# [Task brief]
Write out exactly the lines from the one containing "Output a JSON" through the last line of the records below, including both.

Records
• • • •

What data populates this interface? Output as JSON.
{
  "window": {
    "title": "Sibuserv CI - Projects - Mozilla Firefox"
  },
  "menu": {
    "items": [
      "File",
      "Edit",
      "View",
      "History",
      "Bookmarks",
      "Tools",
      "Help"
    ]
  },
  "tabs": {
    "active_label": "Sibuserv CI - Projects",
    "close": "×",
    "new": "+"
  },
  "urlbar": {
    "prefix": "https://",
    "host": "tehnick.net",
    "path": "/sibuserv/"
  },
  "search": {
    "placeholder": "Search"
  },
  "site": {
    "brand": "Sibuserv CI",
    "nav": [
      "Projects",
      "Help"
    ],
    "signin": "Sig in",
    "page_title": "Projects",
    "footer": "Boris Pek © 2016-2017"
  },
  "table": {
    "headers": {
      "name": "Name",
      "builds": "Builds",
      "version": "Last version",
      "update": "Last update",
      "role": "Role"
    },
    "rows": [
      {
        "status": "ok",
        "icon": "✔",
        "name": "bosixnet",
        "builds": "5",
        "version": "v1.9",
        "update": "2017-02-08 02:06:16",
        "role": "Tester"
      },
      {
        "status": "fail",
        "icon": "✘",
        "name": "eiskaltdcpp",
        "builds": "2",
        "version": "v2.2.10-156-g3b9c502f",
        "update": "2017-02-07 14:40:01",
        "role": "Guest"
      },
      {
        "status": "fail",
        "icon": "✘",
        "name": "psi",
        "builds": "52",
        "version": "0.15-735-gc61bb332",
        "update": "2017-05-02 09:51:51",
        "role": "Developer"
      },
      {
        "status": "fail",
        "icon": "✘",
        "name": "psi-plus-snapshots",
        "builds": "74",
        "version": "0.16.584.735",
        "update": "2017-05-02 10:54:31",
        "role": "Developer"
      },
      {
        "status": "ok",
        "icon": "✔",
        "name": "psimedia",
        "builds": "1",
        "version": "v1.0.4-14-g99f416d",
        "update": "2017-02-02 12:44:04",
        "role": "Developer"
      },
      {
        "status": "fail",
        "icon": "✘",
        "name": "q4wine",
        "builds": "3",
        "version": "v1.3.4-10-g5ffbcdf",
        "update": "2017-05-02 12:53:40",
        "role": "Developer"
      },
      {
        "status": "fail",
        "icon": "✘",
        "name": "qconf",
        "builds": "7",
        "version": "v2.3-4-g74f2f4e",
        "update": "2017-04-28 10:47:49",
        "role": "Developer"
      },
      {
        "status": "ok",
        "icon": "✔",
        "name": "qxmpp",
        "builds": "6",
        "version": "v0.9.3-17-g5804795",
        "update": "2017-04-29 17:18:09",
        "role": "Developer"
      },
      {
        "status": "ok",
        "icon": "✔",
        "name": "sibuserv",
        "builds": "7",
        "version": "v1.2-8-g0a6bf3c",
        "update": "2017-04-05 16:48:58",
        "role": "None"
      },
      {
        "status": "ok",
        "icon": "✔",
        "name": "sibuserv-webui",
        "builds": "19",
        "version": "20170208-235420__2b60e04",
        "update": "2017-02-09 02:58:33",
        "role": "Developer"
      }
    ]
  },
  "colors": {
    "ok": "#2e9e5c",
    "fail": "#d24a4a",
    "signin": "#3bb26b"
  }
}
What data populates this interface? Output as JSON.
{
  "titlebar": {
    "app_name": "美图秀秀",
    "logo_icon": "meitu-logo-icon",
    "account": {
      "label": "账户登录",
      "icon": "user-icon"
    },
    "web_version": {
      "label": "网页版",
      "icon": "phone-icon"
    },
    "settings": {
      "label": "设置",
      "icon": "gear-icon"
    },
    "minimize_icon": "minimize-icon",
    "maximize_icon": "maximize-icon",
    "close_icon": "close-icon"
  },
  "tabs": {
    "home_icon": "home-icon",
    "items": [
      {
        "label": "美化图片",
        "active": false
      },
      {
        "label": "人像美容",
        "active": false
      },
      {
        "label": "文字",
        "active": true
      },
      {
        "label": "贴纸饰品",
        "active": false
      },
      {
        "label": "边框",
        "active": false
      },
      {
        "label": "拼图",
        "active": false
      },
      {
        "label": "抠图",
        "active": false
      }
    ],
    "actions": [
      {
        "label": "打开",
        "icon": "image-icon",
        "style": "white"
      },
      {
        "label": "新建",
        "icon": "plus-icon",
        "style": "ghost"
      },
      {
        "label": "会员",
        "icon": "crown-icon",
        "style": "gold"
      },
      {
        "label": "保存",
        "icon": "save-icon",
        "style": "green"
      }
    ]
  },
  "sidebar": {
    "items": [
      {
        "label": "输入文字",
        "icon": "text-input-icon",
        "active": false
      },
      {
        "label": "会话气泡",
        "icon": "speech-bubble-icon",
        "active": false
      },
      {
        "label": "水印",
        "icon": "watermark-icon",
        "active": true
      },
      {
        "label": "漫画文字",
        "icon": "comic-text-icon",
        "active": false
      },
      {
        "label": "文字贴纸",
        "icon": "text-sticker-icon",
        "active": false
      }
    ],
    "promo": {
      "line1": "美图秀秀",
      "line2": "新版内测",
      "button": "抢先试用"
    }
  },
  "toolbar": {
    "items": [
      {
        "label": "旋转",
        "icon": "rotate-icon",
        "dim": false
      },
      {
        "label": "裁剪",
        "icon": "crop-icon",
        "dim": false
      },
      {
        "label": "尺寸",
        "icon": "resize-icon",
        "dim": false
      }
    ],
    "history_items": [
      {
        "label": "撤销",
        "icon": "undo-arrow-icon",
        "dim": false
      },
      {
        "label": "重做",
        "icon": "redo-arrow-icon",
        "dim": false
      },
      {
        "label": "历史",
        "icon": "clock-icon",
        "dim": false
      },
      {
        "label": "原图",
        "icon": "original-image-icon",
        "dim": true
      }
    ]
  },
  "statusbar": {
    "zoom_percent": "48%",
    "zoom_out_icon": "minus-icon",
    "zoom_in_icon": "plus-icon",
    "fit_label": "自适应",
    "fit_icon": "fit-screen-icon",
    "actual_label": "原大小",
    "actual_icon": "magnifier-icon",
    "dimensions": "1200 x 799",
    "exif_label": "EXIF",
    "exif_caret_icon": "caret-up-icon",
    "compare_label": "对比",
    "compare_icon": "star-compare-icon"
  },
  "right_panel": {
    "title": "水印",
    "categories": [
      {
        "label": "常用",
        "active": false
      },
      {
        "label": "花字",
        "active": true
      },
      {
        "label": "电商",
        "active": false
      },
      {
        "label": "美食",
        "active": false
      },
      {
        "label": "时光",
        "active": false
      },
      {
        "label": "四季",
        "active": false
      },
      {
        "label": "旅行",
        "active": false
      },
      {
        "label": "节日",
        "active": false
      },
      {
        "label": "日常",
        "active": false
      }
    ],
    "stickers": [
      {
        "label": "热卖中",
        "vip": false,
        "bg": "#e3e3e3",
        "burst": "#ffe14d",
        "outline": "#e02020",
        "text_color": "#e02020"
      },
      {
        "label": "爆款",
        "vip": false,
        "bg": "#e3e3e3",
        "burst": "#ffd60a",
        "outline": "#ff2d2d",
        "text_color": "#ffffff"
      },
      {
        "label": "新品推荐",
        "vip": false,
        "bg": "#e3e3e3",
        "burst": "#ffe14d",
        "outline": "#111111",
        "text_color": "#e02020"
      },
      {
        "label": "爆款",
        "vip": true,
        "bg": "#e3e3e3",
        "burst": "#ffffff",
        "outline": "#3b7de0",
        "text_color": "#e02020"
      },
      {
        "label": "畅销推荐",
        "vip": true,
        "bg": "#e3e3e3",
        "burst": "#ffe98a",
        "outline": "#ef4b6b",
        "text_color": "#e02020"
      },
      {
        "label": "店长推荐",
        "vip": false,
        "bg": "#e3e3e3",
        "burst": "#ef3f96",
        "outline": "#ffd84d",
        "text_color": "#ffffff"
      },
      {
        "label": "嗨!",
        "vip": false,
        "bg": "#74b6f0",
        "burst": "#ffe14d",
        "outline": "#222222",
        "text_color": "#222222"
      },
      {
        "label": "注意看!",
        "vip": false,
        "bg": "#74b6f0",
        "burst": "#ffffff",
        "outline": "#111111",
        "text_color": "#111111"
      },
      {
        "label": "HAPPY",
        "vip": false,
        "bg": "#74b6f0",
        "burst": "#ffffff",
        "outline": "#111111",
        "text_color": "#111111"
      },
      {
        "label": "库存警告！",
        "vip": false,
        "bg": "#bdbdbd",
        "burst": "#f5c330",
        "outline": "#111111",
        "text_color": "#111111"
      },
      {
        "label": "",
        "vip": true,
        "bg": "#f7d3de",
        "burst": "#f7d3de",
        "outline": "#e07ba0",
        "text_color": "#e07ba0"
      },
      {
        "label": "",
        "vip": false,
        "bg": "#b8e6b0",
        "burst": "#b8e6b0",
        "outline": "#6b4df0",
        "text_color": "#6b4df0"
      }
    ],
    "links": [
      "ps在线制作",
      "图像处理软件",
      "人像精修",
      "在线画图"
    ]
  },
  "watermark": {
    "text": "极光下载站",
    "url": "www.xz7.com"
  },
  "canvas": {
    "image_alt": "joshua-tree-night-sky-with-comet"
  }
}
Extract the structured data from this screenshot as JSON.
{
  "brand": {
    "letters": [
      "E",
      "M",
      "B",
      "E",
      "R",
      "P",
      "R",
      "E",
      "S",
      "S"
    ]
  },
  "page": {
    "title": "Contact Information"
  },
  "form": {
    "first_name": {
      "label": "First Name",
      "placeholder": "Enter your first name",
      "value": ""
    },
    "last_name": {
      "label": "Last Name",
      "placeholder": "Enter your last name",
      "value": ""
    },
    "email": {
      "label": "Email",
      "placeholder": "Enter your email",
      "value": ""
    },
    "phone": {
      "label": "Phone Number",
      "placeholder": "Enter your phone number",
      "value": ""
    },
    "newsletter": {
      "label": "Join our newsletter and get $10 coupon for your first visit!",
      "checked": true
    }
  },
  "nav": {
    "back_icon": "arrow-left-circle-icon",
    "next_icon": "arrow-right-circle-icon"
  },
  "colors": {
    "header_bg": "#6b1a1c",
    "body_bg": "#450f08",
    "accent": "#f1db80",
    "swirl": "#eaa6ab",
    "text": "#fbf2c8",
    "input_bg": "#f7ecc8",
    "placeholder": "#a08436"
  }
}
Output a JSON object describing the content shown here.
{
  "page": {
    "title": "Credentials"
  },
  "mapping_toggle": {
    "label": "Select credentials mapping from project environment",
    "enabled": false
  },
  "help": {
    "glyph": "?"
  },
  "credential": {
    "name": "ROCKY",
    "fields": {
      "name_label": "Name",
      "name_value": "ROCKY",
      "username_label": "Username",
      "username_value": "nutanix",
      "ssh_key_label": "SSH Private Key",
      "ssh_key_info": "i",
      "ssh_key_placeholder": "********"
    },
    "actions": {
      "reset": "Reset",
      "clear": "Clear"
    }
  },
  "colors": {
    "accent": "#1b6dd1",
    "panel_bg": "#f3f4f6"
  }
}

• • • •

# [Exercise solution]
Output a JSON object describing the content shown here.
{
  "page": {
    "title": "Credentials"
  },
  "mapping_toggle": {
    "label": "Select credentials mapping from project environment",
    "enabled": false
  },
  "help": {
    "glyph": "?"
  },
  "credential": {
    "name": "ROCKY",
    "fields": {
      "name_label": "Name",
      "name_value": "ROCKY",
      "username_label": "Username",
      "username_value": "nutanix",
      "ssh_key_label": "SSH Private Key",
      "ssh_key_info": "i",
      "ssh_key_placeholder": "********"
    },
    "actions": {
      "reset": "Reset",
      "clear": "Clear"
    }
  },
  "colors": {
    "accent": "#1b6dd1",
    "panel_bg": "#f3f4f6"
  }
}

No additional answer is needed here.